───── RECORDS SUPPLIED ─────

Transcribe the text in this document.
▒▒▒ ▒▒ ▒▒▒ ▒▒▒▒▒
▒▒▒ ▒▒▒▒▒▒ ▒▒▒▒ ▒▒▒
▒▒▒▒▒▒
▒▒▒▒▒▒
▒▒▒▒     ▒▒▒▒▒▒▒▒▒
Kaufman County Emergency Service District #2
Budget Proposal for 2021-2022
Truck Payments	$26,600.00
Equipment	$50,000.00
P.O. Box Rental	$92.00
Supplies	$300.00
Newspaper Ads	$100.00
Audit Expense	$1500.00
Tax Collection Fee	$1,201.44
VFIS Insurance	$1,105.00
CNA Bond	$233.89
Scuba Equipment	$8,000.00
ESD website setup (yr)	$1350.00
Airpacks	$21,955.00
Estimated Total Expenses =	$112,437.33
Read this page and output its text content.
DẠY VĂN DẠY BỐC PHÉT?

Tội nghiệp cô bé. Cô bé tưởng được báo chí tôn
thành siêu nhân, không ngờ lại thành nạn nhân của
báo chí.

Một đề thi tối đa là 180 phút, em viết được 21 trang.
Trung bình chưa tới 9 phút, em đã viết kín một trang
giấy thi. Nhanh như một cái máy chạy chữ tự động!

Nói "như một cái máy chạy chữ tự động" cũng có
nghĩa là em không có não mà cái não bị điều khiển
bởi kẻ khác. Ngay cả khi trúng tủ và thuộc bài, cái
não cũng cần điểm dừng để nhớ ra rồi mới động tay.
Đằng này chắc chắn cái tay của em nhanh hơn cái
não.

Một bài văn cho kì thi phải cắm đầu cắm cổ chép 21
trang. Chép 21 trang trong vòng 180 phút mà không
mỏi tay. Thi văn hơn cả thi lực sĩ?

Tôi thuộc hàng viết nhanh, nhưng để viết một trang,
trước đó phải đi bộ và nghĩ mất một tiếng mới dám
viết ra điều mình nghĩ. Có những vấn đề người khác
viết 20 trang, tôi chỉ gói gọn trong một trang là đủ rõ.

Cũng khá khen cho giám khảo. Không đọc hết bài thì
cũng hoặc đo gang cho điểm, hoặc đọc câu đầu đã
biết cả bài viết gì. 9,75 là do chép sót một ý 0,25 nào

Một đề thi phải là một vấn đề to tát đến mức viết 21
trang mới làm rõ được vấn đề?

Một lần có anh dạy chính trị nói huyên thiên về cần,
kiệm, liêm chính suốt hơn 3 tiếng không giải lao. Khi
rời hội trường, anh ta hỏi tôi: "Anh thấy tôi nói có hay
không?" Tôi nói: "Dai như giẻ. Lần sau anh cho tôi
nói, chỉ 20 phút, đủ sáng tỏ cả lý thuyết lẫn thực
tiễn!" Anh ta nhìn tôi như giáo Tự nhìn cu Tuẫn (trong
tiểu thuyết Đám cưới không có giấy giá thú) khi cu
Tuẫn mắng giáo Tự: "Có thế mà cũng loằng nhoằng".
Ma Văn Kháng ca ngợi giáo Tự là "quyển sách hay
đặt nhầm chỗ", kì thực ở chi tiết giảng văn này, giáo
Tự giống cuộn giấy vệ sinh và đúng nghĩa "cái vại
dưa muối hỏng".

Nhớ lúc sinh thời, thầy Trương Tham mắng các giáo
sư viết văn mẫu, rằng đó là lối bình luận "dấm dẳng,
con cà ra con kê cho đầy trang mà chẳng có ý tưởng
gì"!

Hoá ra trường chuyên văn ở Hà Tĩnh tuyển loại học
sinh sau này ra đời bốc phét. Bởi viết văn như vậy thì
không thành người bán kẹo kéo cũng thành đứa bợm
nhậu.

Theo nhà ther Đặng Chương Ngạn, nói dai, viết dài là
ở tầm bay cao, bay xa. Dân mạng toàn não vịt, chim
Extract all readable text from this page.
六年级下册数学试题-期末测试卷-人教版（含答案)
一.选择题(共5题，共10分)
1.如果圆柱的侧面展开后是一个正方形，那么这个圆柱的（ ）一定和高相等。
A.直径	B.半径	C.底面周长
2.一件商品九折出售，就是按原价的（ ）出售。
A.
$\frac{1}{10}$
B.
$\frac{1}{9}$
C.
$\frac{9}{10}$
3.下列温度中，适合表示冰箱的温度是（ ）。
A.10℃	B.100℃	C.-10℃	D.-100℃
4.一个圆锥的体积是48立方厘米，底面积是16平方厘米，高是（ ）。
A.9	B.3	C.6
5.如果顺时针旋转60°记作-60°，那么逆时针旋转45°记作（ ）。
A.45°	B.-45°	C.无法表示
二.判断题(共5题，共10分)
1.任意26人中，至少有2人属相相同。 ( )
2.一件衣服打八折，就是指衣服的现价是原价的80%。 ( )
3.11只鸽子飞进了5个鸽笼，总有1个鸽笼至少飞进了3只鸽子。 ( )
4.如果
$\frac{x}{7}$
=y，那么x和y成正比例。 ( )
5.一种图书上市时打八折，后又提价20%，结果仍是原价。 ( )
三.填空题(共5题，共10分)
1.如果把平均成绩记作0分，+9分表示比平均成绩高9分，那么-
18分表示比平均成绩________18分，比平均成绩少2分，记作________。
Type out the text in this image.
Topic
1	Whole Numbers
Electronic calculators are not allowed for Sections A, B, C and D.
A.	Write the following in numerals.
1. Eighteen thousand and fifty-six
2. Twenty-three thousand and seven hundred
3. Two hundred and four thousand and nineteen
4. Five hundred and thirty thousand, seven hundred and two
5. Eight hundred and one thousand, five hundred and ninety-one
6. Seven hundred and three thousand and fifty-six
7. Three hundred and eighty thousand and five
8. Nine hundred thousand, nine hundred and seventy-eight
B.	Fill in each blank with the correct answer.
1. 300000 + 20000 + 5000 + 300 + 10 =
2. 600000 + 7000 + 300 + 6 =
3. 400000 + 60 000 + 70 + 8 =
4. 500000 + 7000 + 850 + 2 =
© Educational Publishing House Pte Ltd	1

─────

### [WHAT IS EXPECTED]
Copy out every line from the one containing "Type out the text in this image." to the end of the material, both ends included.

### [FINISHED EXERCISE]
Type out the text in this image.
Topic
1	Whole Numbers
Electronic calculators are not allowed for Sections A, B, C and D.
A.	Write the following in numerals.
1. Eighteen thousand and fifty-six
2. Twenty-three thousand and seven hundred
3. Two hundred and four thousand and nineteen
4. Five hundred and thirty thousand, seven hundred and two
5. Eight hundred and one thousand, five hundred and ninety-one
6. Seven hundred and three thousand and fifty-six
7. Three hundred and eighty thousand and five
8. Nine hundred thousand, nine hundred and seventy-eight
B.	Fill in each blank with the correct answer.
1. 300000 + 20000 + 5000 + 300 + 10 =
2. 600000 + 7000 + 300 + 6 =
3. 400000 + 60 000 + 70 + 8 =
4. 500000 + 7000 + 850 + 2 =
© Educational Publishing House Pte Ltd	1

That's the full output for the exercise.